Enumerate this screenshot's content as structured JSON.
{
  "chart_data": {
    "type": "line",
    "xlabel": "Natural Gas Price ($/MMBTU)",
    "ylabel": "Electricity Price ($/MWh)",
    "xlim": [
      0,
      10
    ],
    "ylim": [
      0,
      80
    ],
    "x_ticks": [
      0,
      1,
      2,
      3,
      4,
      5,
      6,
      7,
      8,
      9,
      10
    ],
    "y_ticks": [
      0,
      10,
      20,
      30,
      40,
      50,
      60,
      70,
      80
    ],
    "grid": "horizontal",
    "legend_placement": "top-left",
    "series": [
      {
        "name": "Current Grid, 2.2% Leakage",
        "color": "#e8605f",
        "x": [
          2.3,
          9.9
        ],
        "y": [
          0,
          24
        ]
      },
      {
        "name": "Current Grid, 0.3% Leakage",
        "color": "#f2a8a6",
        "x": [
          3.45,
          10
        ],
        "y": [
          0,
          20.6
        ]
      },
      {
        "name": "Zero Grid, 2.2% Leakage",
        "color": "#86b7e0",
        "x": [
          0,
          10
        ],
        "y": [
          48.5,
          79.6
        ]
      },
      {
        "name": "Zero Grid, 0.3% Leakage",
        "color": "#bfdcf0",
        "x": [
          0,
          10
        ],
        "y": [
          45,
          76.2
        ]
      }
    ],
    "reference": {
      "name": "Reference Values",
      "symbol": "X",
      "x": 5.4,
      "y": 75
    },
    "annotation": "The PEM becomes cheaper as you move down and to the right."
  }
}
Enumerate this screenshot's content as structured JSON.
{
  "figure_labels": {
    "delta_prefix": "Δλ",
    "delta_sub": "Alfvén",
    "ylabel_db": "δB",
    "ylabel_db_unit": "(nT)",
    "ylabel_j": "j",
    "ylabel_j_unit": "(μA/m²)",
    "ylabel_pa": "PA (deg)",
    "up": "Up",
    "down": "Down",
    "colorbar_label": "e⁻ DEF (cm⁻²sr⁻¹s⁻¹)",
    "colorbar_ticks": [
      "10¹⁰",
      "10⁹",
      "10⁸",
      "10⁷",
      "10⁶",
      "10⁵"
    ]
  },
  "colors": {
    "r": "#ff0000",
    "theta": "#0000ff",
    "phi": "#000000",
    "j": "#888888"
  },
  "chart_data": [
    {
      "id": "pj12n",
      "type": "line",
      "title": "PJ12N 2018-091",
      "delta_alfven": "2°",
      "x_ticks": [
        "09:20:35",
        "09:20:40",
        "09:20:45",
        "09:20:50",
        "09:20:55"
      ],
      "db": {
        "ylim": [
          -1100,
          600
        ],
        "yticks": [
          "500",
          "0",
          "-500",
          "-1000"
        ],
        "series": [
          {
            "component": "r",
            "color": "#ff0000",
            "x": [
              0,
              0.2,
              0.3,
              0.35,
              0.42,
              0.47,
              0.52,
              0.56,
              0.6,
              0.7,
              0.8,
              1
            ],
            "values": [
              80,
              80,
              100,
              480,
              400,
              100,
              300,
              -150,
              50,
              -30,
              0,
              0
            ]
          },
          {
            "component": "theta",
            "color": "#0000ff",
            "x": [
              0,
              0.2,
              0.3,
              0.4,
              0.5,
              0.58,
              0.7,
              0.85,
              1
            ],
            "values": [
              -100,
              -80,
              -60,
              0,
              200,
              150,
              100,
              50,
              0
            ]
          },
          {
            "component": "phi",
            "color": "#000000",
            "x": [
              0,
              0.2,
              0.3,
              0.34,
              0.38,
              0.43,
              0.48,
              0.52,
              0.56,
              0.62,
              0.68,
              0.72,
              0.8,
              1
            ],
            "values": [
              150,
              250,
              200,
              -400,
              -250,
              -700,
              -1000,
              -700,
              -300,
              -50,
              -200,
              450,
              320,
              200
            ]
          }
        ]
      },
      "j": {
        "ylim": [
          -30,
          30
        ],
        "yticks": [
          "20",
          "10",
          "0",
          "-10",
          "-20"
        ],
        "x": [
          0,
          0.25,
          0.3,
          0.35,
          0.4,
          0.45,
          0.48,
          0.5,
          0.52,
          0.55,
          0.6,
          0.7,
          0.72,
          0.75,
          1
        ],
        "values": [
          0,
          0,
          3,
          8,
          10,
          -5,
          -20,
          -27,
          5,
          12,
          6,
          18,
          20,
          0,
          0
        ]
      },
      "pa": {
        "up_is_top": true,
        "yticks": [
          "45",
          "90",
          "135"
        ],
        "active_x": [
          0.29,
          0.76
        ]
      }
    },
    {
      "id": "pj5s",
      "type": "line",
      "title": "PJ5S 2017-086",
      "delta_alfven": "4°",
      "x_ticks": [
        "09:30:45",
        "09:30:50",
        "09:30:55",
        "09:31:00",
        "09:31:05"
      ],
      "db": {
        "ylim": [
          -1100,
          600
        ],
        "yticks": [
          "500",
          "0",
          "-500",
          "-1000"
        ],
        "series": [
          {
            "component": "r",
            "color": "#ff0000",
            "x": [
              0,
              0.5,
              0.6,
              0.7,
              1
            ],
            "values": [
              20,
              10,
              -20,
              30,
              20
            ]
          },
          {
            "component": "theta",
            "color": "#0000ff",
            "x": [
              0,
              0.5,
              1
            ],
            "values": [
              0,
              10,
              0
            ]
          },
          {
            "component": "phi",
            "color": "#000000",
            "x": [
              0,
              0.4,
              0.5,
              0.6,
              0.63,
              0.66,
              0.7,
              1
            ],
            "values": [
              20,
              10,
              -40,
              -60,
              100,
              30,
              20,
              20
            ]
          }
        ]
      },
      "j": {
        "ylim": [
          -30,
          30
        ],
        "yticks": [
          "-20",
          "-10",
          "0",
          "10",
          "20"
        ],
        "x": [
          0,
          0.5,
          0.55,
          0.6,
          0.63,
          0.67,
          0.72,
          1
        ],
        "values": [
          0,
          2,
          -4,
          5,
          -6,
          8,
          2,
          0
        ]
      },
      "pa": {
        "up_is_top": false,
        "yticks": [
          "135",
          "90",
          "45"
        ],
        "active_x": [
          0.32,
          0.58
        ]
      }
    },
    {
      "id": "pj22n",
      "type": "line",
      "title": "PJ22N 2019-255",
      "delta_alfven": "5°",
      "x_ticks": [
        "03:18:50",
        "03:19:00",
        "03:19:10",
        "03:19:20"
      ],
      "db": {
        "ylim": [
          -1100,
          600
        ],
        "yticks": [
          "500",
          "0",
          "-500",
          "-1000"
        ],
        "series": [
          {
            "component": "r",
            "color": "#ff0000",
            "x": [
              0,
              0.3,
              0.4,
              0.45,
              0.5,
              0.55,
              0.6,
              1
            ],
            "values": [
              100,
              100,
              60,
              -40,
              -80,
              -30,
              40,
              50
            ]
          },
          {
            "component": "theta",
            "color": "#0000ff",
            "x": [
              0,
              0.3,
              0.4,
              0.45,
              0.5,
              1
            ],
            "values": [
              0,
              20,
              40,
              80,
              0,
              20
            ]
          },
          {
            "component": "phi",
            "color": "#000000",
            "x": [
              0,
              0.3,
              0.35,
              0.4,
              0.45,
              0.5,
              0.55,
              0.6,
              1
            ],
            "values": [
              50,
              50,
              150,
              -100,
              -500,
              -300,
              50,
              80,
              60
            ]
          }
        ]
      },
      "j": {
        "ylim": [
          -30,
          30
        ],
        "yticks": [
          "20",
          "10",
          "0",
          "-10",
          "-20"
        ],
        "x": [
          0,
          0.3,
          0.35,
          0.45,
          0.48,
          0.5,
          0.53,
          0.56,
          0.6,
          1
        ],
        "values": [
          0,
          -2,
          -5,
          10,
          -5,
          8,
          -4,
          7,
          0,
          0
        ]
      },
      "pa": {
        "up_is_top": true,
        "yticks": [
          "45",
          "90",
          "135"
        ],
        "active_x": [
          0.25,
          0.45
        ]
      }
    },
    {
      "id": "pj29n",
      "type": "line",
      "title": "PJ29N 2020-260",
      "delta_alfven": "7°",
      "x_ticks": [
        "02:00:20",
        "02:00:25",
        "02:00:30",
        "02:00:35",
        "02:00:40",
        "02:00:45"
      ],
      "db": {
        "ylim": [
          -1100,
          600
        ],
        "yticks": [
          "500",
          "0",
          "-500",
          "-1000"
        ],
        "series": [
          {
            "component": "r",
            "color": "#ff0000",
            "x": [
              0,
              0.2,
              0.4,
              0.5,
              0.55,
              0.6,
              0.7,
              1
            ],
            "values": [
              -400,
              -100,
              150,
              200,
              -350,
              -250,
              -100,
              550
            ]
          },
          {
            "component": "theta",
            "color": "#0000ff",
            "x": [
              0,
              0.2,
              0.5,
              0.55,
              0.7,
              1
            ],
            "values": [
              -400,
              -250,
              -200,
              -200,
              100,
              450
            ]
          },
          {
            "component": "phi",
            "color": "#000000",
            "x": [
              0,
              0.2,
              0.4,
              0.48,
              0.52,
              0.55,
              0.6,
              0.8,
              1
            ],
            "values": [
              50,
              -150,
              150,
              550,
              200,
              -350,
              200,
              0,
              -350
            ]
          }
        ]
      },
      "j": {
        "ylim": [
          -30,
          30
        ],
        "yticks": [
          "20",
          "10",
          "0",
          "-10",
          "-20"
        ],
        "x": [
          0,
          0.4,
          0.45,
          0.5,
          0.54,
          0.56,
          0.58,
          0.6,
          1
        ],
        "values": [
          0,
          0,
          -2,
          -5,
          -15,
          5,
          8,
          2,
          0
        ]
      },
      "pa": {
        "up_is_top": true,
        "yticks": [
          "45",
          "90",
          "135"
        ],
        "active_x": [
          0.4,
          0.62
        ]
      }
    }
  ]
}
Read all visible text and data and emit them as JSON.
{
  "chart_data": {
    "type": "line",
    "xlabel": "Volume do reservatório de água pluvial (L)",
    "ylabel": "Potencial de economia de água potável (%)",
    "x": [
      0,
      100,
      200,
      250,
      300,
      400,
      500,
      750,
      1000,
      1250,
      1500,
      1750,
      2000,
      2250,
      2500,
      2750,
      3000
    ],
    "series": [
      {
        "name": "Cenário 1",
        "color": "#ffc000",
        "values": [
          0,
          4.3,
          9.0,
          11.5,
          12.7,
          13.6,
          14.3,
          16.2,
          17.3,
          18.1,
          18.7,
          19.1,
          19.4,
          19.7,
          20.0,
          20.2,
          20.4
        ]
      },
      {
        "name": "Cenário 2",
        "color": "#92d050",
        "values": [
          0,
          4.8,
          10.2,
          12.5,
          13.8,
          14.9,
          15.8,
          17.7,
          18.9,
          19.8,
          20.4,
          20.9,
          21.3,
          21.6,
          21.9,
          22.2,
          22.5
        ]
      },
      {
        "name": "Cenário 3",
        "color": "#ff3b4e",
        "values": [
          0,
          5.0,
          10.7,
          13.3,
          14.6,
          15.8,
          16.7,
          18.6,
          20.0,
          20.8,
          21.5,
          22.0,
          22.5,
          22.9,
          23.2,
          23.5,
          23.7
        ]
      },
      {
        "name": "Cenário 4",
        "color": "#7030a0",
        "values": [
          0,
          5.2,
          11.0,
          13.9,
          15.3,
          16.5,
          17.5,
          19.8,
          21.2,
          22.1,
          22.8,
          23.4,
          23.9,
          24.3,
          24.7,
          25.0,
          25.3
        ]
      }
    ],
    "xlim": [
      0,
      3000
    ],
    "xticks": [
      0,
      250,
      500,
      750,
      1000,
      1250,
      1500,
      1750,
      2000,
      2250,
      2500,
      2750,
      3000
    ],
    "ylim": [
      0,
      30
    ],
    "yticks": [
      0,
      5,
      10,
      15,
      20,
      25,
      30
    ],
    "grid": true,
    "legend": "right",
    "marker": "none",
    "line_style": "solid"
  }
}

The problem> Pick out the lines that contain "title" and copy them.

Exercise output>
      "title": "PJ12N 2018-091",
      "title": "PJ5S 2017-086",
      "title": "PJ22N 2019-255",
      "title": "PJ29N 2020-260",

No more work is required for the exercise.